- _What is expected_
Where a line holds the word "арматуры", copy that line.

- _Listing_
════════════════
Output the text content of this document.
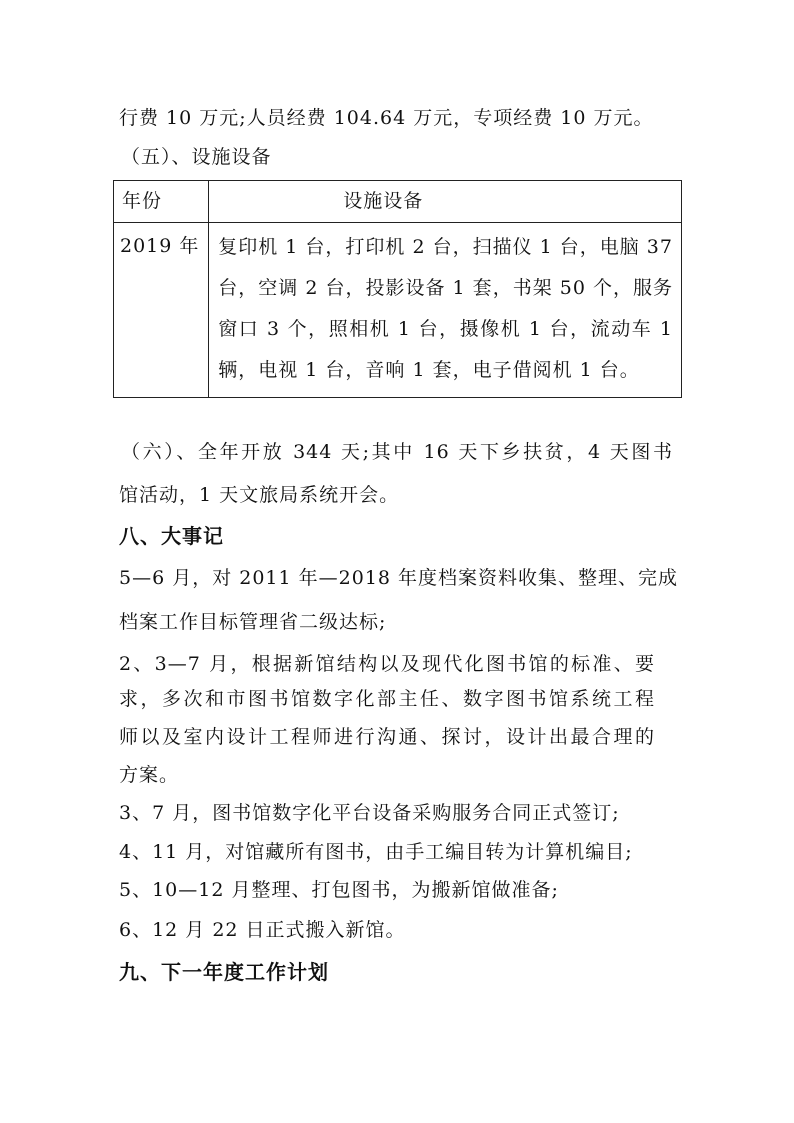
行费 10 万元;人员经费 104.64 万元，专项经费 10 万元。
（五）、设施设备
年份	设施设备
2019 年	复印机 1 台，打印机 2 台，扫描仪 1 台，电脑 37
台，空调 2 台，投影设备 1 套，书架 50 个，服务
窗口 3 个，照相机 1 台，摄像机 1 台，流动车 1
辆，电视 1 台，音响 1 套，电子借阅机 1 台。
（六）、全年开放 344 天;其中 16 天下乡扶贫，4 天图书
馆活动，1 天文旅局系统开会。
八、大事记
5—6 月，对 2011 年—2018 年度档案资料收集、整理、完成
档案工作目标管理省二级达标;
2、3—7 月，根据新馆结构以及现代化图书馆的标准、要
求，多次和市图书馆数字化部主任、数字图书馆系统工程
师以及室内设计工程师进行沟通、探讨，设计出最合理的
方案。
3、7 月，图书馆数字化平台设备采购服务合同正式签订;
4、11 月，对馆藏所有图书，由手工编目转为计算机编目;
5、10—12 月整理、打包图书，为搬新馆做准备;
6、12 月 22 日正式搬入新馆。
九、下一年度工作计划
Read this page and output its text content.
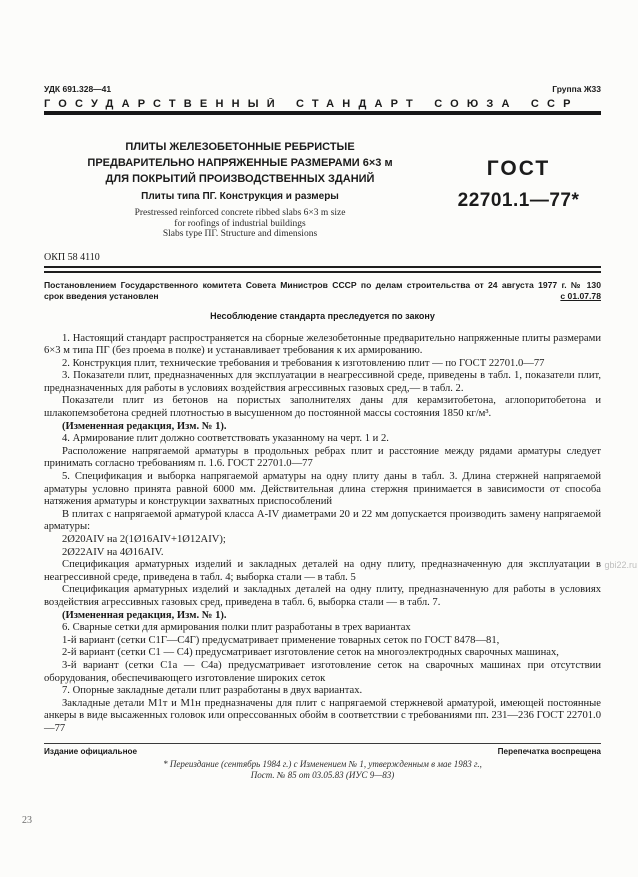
УДК 691.328—41	Группа Ж33
ГОСУДАРСТВЕННЫЙ СТАНДАРТ СОЮЗА ССР
ПЛИТЫ ЖЕЛЕЗОБЕТОННЫЕ РЕБРИСТЫЕ
ПРЕДВАРИТЕЛЬНО НАПРЯЖЕННЫЕ РАЗМЕРАМИ 6×3 м
ДЛЯ ПОКРЫТИЙ ПРОИЗВОДСТВЕННЫХ ЗДАНИЙ
Плиты типа ПГ. Конструкция и размеры
Prestressed reinforced concrete ribbed slabs 6×3 m size
for roofings of industrial buildings
Slabs type ПГ. Structure and dimensions
ГОСТ
22701.1—77*
ОКП 58 4110
Постановлением Государственного комитета Совета Министров СССР по делам строительства от 24 августа 1977 г. № 130
срок введения установлен	с 01.07.78
Несоблюдение стандарта преследуется по закону

1. Настоящий стандарт распространяется на сборные железобетонные предварительно напряженные плиты размерами 6×3 м типа ПГ (без проема в полке) и устанавливает требования к их армированию.

2. Конструкция плит, технические требования и требования к изготовлению плит — по ГОСТ 22701.0—77

3. Показатели плит, предназначенных для эксплуатации в неагрессивной среде, приведены в табл. 1, показатели плит, предназначенных для работы в условиях воздействия агрессивных газовых сред,— в табл. 2.

Показатели плит из бетонов на пористых заполнителях даны для керамзитобетона, аглопоритобетона и шлакопемзобетона средней плотностью в высушенном до постоянной массы состояния 1850 кг/м³.

(Измененная редакция, Изм. № 1).

4. Армирование плит должно соответствовать указанному на черт. 1 и 2.

Расположение напрягаемой арматуры в продольных ребрах плит и расстояние между рядами арматуры следует принимать согласно требованиям п. 1.6. ГОСТ 22701.0—77

5. Спецификация и выборка напрягаемой арматуры на одну плиту даны в табл. 3. Длина стержней напрягаемой арматуры условно принята равной 6000 мм. Действительная длина стержня принимается в зависимости от способа натяжения арматуры и конструкции захватных приспособлений

В плитах с напрягаемой арматурой класса А-IV диаметрами 20 и 22 мм допускается производить замену напрягаемой арматуры:

2Ø20АIV на 2(1Ø16АIV+1Ø12АIV);

2Ø22АIV на 4Ø16АIV.

Спецификация арматурных изделий и закладных деталей на одну плиту, предназначенную для эксплуатации в неагрессивной среде, приведена в табл. 4; выборка стали — в табл. 5

Спецификация арматурных изделий и закладных деталей на одну плиту, предназначенную для работы в условиях воздействия агрессивных газовых сред, приведена в табл. 6, выборка стали — в табл. 7.

(Измененная редакция, Изм. № 1).

6. Сварные сетки для армирования полки плит разработаны в трех вариантах

1-й вариант (сетки С1Г—С4Г) предусматривает применение товарных сеток по ГОСТ 8478—81,

2-й вариант (сетки С1 — С4) предусматривает изготовление сеток на многоэлектродных сварочных машинах,

3-й вариант (сетки С1а — С4а) предусматривает изготовление сеток на сварочных машинах при отсутствии оборудования, обеспечивающего изготовление широких сеток

7. Опорные закладные детали плит разработаны в двух вариантах.

Закладные детали М1т и М1н предназначены для плит с напрягаемой стержневой арматурой, имеющей постоянные анкеры в виде высаженных головок или опрессованных обойм в соответствии с требованиями пп. 231—236 ГОСТ 22701.0—77

Издание официальное	Перепечатка воспрещена
* Переиздание (сентябрь 1984 г.) с Изменением № 1, утвержденным в мае 1983 г.,
Пост. № 85 от 03.05.83 (ИУС 9—83)
23
gbi22.ru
════════════════
- _Full answer_
Расположение напрягаемой арматуры в продольных ребрах плит и расстояние между рядами арматуры следует принимать согласно требованиям п. 1.6. ГОСТ 22701.0—77
5. Спецификация и выборка напрягаемой арматуры на одну плиту даны в табл. 3. Длина стержней напрягаемой арматуры условно принята равной 6000 мм. Действительная длина стержня принимается в зависимости от способа натяжения арматуры и конструкции захватных приспособлений
В плитах с напрягаемой арматурой класса А-IV диаметрами 20 и 22 мм допускается производить замену напрягаемой арматуры:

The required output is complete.